**WHAT TO DO**
Beneath this task is a listing. State how many of its lines include the string "fully", giving nothing but the number.

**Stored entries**
════════
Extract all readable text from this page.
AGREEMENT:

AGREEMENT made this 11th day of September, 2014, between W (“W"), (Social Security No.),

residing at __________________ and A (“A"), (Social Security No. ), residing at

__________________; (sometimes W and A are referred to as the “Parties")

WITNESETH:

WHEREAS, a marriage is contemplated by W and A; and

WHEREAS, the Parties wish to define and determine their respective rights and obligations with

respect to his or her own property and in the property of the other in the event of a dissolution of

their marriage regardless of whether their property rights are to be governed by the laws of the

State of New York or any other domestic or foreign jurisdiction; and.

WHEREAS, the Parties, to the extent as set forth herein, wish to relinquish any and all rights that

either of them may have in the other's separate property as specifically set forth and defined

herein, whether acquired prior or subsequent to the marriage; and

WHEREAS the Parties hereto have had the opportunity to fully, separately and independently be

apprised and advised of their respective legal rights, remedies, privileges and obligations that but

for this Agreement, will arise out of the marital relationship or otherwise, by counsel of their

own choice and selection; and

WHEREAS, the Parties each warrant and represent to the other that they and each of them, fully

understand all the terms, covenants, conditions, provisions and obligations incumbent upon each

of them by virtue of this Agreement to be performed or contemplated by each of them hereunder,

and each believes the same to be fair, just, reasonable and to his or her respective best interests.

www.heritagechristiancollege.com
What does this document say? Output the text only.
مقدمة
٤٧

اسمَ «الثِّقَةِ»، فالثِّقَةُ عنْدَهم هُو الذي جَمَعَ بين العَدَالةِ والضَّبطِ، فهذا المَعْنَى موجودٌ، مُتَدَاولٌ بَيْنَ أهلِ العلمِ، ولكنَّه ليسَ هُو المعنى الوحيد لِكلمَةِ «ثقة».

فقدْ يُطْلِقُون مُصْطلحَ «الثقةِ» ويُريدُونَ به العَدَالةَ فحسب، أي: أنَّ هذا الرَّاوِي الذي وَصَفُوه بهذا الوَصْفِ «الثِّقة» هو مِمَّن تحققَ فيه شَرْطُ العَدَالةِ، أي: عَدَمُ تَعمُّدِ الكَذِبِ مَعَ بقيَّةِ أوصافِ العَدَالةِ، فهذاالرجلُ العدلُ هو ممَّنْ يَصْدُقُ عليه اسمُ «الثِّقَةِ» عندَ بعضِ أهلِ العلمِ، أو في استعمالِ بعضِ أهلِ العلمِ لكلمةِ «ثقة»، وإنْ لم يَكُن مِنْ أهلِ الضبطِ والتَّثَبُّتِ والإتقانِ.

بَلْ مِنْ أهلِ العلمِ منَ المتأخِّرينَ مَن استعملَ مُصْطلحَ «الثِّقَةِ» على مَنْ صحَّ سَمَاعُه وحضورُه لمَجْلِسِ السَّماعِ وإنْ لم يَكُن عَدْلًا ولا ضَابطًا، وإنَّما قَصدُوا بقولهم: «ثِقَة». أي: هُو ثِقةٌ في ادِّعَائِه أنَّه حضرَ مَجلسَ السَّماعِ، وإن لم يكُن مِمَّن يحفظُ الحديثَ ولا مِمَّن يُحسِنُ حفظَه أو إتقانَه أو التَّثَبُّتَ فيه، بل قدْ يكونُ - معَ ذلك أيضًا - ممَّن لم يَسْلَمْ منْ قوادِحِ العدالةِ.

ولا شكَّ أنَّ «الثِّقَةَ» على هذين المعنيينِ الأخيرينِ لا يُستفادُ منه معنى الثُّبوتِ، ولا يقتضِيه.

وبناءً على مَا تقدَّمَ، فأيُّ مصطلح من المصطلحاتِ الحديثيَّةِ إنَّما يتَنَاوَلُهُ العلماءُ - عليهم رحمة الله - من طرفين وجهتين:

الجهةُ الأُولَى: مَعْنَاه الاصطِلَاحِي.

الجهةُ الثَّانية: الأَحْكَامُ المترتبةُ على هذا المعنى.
════════
**ANSWER TO THE PROBLEM**
2